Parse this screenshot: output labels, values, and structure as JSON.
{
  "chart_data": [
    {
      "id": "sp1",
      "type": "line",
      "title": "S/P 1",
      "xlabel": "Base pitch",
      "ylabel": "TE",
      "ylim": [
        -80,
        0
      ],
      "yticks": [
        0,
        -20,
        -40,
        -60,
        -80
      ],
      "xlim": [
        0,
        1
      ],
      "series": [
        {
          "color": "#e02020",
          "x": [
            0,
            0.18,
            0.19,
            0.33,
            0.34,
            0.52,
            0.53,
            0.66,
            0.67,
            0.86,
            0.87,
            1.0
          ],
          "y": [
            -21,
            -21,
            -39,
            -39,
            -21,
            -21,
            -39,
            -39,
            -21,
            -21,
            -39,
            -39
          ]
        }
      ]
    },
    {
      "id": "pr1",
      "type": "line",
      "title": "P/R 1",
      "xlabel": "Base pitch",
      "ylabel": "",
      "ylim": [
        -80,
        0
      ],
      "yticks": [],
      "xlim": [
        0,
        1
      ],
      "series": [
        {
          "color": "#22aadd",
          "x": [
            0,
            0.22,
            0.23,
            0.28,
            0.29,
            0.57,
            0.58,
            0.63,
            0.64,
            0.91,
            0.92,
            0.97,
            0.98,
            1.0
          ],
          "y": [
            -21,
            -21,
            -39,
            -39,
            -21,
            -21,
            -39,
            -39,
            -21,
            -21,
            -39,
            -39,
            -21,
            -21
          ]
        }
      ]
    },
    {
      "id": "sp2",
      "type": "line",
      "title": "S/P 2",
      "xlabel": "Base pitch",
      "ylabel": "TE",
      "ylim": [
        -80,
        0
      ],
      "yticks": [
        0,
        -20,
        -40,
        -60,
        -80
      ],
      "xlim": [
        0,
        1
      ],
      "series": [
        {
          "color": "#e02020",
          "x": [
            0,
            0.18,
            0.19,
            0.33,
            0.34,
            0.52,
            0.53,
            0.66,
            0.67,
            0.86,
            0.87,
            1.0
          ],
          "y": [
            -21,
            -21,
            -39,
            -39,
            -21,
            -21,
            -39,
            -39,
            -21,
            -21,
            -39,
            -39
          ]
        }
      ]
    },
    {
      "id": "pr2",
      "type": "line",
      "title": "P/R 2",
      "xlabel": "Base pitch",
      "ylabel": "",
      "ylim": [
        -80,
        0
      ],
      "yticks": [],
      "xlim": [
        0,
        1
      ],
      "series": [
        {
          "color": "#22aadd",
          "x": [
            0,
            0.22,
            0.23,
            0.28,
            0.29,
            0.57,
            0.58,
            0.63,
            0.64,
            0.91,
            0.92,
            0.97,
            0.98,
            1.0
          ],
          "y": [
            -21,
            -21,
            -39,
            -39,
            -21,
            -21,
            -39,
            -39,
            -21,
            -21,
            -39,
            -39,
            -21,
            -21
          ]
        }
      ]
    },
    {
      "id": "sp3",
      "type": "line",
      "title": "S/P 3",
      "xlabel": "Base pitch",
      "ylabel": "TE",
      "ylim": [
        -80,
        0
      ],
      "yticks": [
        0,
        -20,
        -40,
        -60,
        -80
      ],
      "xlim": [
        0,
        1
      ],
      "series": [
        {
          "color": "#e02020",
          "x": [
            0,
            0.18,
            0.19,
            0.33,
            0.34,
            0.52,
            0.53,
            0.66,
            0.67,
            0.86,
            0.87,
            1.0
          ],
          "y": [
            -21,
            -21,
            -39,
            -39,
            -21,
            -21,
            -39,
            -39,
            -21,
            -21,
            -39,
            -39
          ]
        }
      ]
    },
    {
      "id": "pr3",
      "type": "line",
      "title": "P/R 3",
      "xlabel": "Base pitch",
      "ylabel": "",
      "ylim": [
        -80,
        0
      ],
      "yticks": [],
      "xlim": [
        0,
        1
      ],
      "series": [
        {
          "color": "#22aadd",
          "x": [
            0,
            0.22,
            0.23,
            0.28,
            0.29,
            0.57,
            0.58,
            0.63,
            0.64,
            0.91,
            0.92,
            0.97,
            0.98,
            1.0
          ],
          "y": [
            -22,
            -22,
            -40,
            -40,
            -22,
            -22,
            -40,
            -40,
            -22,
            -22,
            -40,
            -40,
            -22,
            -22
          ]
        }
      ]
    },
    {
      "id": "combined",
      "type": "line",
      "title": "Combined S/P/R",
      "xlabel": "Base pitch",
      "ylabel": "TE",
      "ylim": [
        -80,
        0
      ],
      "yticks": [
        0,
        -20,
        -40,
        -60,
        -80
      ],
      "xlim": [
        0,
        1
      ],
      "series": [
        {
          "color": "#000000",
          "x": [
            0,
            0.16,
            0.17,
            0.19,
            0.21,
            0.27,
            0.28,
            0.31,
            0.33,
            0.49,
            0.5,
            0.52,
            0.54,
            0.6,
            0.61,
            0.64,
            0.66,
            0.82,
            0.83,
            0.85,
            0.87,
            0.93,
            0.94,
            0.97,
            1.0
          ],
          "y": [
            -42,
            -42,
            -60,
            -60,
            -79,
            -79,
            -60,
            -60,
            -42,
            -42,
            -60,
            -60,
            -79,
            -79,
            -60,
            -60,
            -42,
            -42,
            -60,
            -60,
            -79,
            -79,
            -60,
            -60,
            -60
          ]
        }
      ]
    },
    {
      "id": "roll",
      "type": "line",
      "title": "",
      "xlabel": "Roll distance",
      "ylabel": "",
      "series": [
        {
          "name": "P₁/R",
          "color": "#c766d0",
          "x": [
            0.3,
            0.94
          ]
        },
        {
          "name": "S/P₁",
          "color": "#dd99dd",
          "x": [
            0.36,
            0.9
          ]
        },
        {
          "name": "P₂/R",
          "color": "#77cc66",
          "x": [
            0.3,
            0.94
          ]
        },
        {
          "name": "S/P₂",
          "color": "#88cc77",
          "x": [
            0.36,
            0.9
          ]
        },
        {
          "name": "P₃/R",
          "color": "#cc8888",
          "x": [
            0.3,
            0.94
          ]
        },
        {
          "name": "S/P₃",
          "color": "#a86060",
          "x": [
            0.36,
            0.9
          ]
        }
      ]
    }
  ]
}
# # # #
▸ **Task requirements**
The records above need to be transcribed in full. Keep every character unchanged.

▸ **Exercise answer**
Parse this screenshot: output labels, values, and structure as JSON.
{
  "chart_data": [
    {
      "id": "sp1",
      "type": "line",
      "title": "S/P 1",
      "xlabel": "Base pitch",
      "ylabel": "TE",
      "ylim": [
        -80,
        0
      ],
      "yticks": [
        0,
        -20,
        -40,
        -60,
        -80
      ],
      "xlim": [
        0,
        1
      ],
      "series": [
        {
          "color": "#e02020",
          "x": [
            0,
            0.18,
            0.19,
            0.33,
            0.34,
            0.52,
            0.53,
            0.66,
            0.67,
            0.86,
            0.87,
            1.0
          ],
          "y": [
            -21,
            -21,
            -39,
            -39,
            -21,
            -21,
            -39,
            -39,
            -21,
            -21,
            -39,
            -39
          ]
        }
      ]
    },
    {
      "id": "pr1",
      "type": "line",
      "title": "P/R 1",
      "xlabel": "Base pitch",
      "ylabel": "",
      "ylim": [
        -80,
        0
      ],
      "yticks": [],
      "xlim": [
        0,
        1
      ],
      "series": [
        {
          "color": "#22aadd",
          "x": [
            0,
            0.22,
            0.23,
            0.28,
            0.29,
            0.57,
            0.58,
            0.63,
            0.64,
            0.91,
            0.92,
            0.97,
            0.98,
            1.0
          ],
          "y": [
            -21,
            -21,
            -39,
            -39,
            -21,
            -21,
            -39,
            -39,
            -21,
            -21,
            -39,
            -39,
            -21,
            -21
          ]
        }
      ]
    },
    {
      "id": "sp2",
      "type": "line",
      "title": "S/P 2",
      "xlabel": "Base pitch",
      "ylabel": "TE",
      "ylim": [
        -80,
        0
      ],
      "yticks": [
        0,
        -20,
        -40,
        -60,
        -80
      ],
      "xlim": [
        0,
        1
      ],
      "series": [
        {
          "color": "#e02020",
          "x": [
            0,
            0.18,
            0.19,
            0.33,
            0.34,
            0.52,
            0.53,
            0.66,
            0.67,
            0.86,
            0.87,
            1.0
          ],
          "y": [
            -21,
            -21,
            -39,
            -39,
            -21,
            -21,
            -39,
            -39,
            -21,
            -21,
            -39,
            -39
          ]
        }
      ]
    },
    {
      "id": "pr2",
      "type": "line",
      "title": "P/R 2",
      "xlabel": "Base pitch",
      "ylabel": "",
      "ylim": [
        -80,
        0
      ],
      "yticks": [],
      "xlim": [
        0,
        1
      ],
      "series": [
        {
          "color": "#22aadd",
          "x": [
            0,
            0.22,
            0.23,
            0.28,
            0.29,
            0.57,
            0.58,
            0.63,
            0.64,
            0.91,
            0.92,
            0.97,
            0.98,
            1.0
          ],
          "y": [
            -21,
            -21,
            -39,
            -39,
            -21,
            -21,
            -39,
            -39,
            -21,
            -21,
            -39,
            -39,
            -21,
            -21
          ]
        }
      ]
    },
    {
      "id": "sp3",
      "type": "line",
      "title": "S/P 3",
      "xlabel": "Base pitch",
      "ylabel": "TE",
      "ylim": [
        -80,
        0
      ],
      "yticks": [
        0,
        -20,
        -40,
        -60,
        -80
      ],
      "xlim": [
        0,
        1
      ],
      "series": [
        {
          "color": "#e02020",
          "x": [
            0,
            0.18,
            0.19,
            0.33,
            0.34,
            0.52,
            0.53,
            0.66,
            0.67,
            0.86,
            0.87,
            1.0
          ],
          "y": [
            -21,
            -21,
            -39,
            -39,
            -21,
            -21,
            -39,
            -39,
            -21,
            -21,
            -39,
            -39
          ]
        }
      ]
    },
    {
      "id": "pr3",
      "type": "line",
      "title": "P/R 3",
      "xlabel": "Base pitch",
      "ylabel": "",
      "ylim": [
        -80,
        0
      ],
      "yticks": [],
      "xlim": [
        0,
        1
      ],
      "series": [
        {
          "color": "#22aadd",
          "x": [
            0,
            0.22,
            0.23,
            0.28,
            0.29,
            0.57,
            0.58,
            0.63,
            0.64,
            0.91,
            0.92,
            0.97,
            0.98,
            1.0
          ],
          "y": [
            -22,
            -22,
            -40,
            -40,
            -22,
            -22,
            -40,
            -40,
            -22,
            -22,
            -40,
            -40,
            -22,
            -22
          ]
        }
      ]
    },
    {
      "id": "combined",
      "type": "line",
      "title": "Combined S/P/R",
      "xlabel": "Base pitch",
      "ylabel": "TE",
      "ylim": [
        -80,
        0
      ],
      "yticks": [
        0,
        -20,
        -40,
        -60,
        -80
      ],
      "xlim": [
        0,
        1
      ],
      "series": [
        {
          "color": "#000000",
          "x": [
            0,
            0.16,
            0.17,
            0.19,
            0.21,
            0.27,
            0.28,
            0.31,
            0.33,
            0.49,
            0.5,
            0.52,
            0.54,
            0.6,
            0.61,
            0.64,
            0.66,
            0.82,
            0.83,
            0.85,
            0.87,
            0.93,
            0.94,
            0.97,
            1.0
          ],
          "y": [
            -42,
            -42,
            -60,
            -60,
            -79,
            -79,
            -60,
            -60,
            -42,
            -42,
            -60,
            -60,
            -79,
            -79,
            -60,
            -60,
            -42,
            -42,
            -60,
            -60,
            -79,
            -79,
            -60,
            -60,
            -60
          ]
        }
      ]
    },
    {
      "id": "roll",
      "type": "line",
      "title": "",
      "xlabel": "Roll distance",
      "ylabel": "",
      "series": [
        {
          "name": "P₁/R",
          "color": "#c766d0",
          "x": [
            0.3,
            0.94
          ]
        },
        {
          "name": "S/P₁",
          "color": "#dd99dd",
          "x": [
            0.36,
            0.9
          ]
        },
        {
          "name": "P₂/R",
          "color": "#77cc66",
          "x": [
            0.3,
            0.94
          ]
        },
        {
          "name": "S/P₂",
          "color": "#88cc77",
          "x": [
            0.36,
            0.9
          ]
        },
        {
          "name": "P₃/R",
          "color": "#cc8888",
          "x": [
            0.3,
            0.94
          ]
        },
        {
          "name": "S/P₃",
          "color": "#a86060",
          "x": [
            0.36,
            0.9
          ]
        }
      ]
    }
  ]
}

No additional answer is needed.